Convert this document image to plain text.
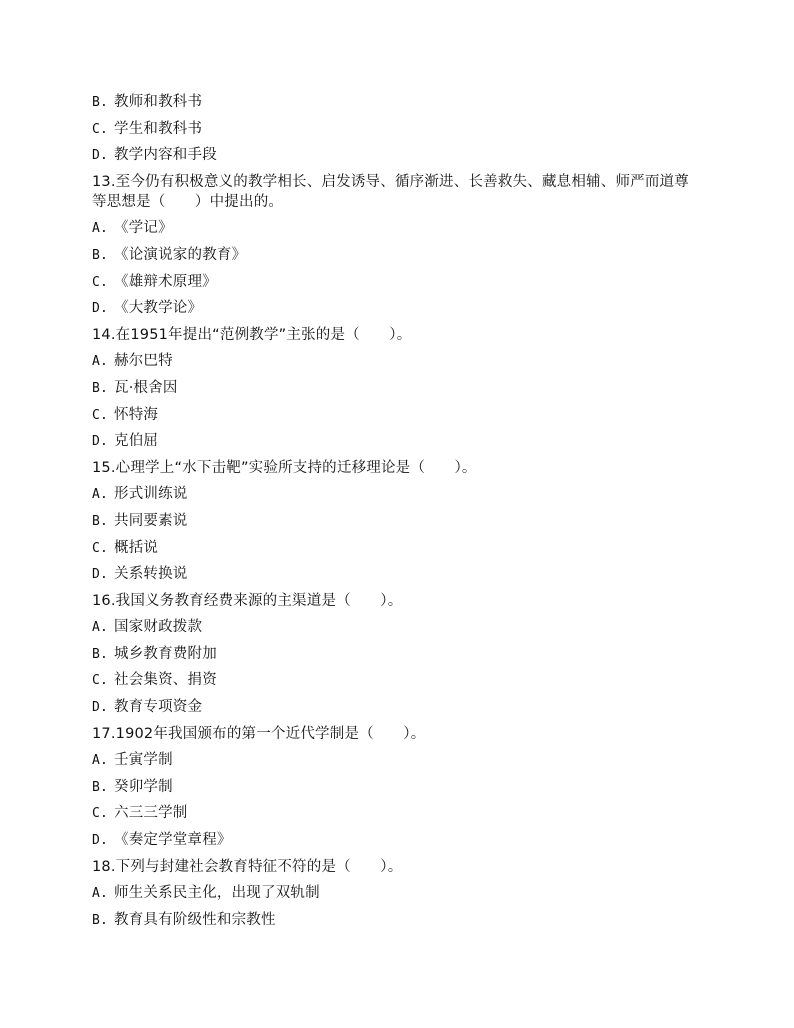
B. 教师和教科书
C. 学生和教科书
D. 教学内容和手段
13.至今仍有积极意义的教学相长、启发诱导、循序渐进、长善救失、藏息相辅、师严而道尊等思想是（　　）中提出的。
A. 《学记》
B. 《论演说家的教育》
C. 《雄辩术原理》
D. 《大教学论》
14.在1951年提出“范例教学”主张的是（　　）。
A. 赫尔巴特
B. 瓦·根舍因
C. 怀特海
D. 克伯屈
15.心理学上“水下击靶”实验所支持的迁移理论是（　　）。
A. 形式训练说
B. 共同要素说
C. 概括说
D. 关系转换说
16.我国义务教育经费来源的主渠道是（　　）。
A. 国家财政拨款
B. 城乡教育费附加
C. 社会集资、捐资
D. 教育专项资金
17.1902年我国颁布的第一个近代学制是（　　）。
A. 壬寅学制
B. 癸卯学制
C. 六三三学制
D. 《奏定学堂章程》
18.下列与封建社会教育特征不符的是（　　）。
A. 师生关系民主化，出现了双轨制
B. 教育具有阶级性和宗教性
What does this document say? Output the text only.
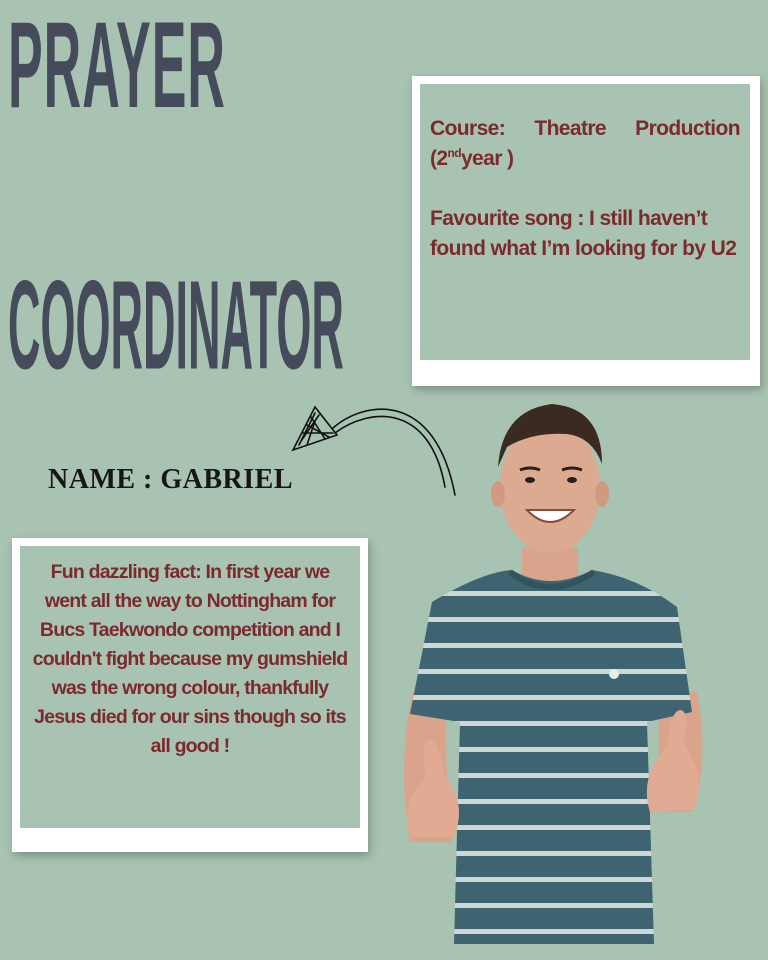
PRAYER
COORDINATOR
Course: Theatre Production (2ndyear )
Favourite song : I still haven’t found what I’m looking for by U2
NAME : GABRIEL
Fun dazzling fact: In first year we went all the way to Nottingham for Bucs Taekwondo competition and I couldn't fight because my gumshield was the wrong colour, thankfully Jesus died for our sins though so its all good !
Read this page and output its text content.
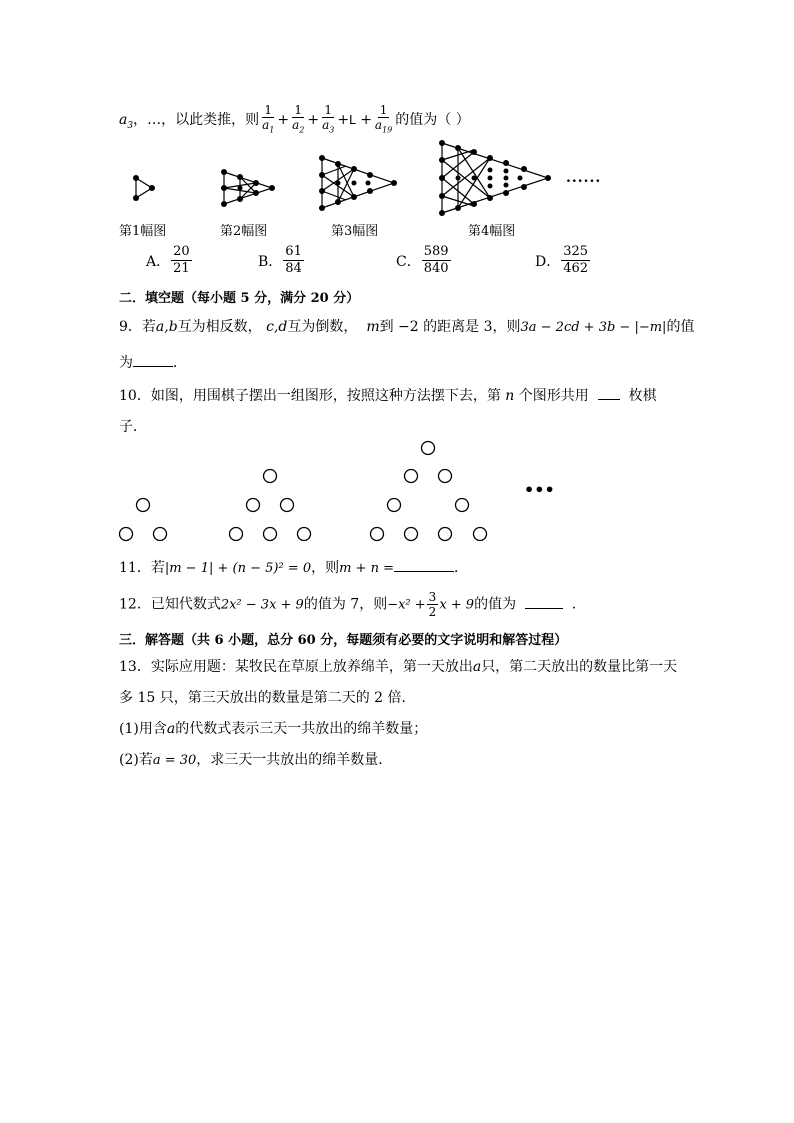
$a_3$，…，以此类推，则 $\frac{1}{a_1} + \frac{1}{a_2} + \frac{1}{a_3} +L + \frac{1}{a_{19}}$ 的值为（ ）
......
第1幅图	第2幅图	第3幅图	第4幅图
A． $\frac{20}{21}$	B． $\frac{61}{84}$	C． $\frac{589}{840}$	D． $\frac{325}{462}$
二．填空题（每小题 5 分，满分 20 分）
9．若a,b互为相反数， c,d互为倒数， m到 −2 的距离是 3，则3a − 2cd + 3b − |−m|的值
为	．
10．如图，用围棋子摆出一组图形，按照这种方法摆下去，第 n 个图形共用	枚棋
子．
•••
11．若|m − 1| + (n − 5)² = 0，则m + n =	．
12．已知代数式2x² − 3x + 9的值为 7，则$-x^2 + \frac{3}{2}$ x + 9的值为	．
三．解答题（共 6 小题，总分 60 分，每题须有必要的文字说明和解答过程）
13．实际应用题：某牧民在草原上放养绵羊，第一天放出a只，第二天放出的数量比第一天
多 15 只，第三天放出的数量是第二天的 2 倍．
(1)用含a的代数式表示三天一共放出的绵羊数量；
(2)若a = 30，求三天一共放出的绵羊数量．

§

OBJECTIVE: Return only those lines of the records that contain the string "this".

COMPLETED TASK:
Convert this document image to plain text.
What does this document say? Output the text only.
Read this page and output its text content.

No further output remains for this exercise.